§ **THE PROBLEM**: Exactly as written, retype the listing below, omitting the pictures.

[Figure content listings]
──────

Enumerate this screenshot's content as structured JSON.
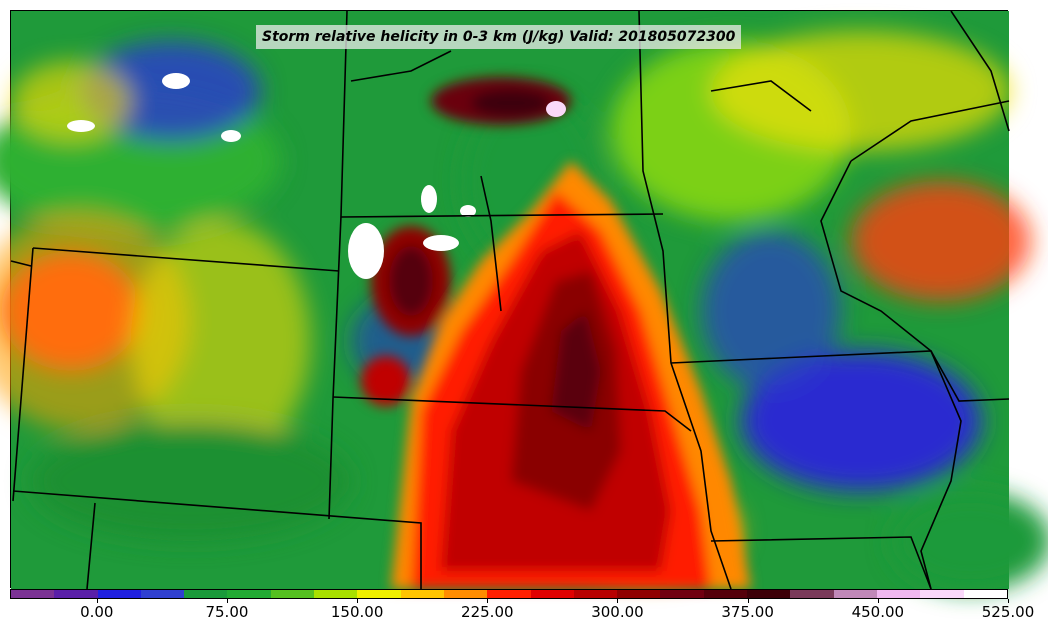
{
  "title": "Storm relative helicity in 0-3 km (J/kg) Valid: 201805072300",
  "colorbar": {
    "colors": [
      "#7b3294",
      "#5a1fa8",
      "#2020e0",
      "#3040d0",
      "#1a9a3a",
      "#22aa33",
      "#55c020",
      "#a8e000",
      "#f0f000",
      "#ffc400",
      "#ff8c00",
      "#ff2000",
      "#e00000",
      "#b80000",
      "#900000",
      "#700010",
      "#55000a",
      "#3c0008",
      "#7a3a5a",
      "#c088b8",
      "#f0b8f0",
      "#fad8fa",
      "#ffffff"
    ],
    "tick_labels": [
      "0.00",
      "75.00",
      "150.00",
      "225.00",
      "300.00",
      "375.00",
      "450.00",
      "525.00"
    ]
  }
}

──────

§ **ANSWER TO THIS TASK**:
Enumerate this screenshot's content as structured JSON.
{
  "title": "Storm relative helicity in 0-3 km (J/kg) Valid: 201805072300",
  "colorbar": {
    "colors": [
      "#7b3294",
      "#5a1fa8",
      "#2020e0",
      "#3040d0",
      "#1a9a3a",
      "#22aa33",
      "#55c020",
      "#a8e000",
      "#f0f000",
      "#ffc400",
      "#ff8c00",
      "#ff2000",
      "#e00000",
      "#b80000",
      "#900000",
      "#700010",
      "#55000a",
      "#3c0008",
      "#7a3a5a",
      "#c088b8",
      "#f0b8f0",
      "#fad8fa",
      "#ffffff"
    ],
    "tick_labels": [
      "0.00",
      "75.00",
      "150.00",
      "225.00",
      "300.00",
      "375.00",
      "450.00",
      "525.00"
    ]
  }
}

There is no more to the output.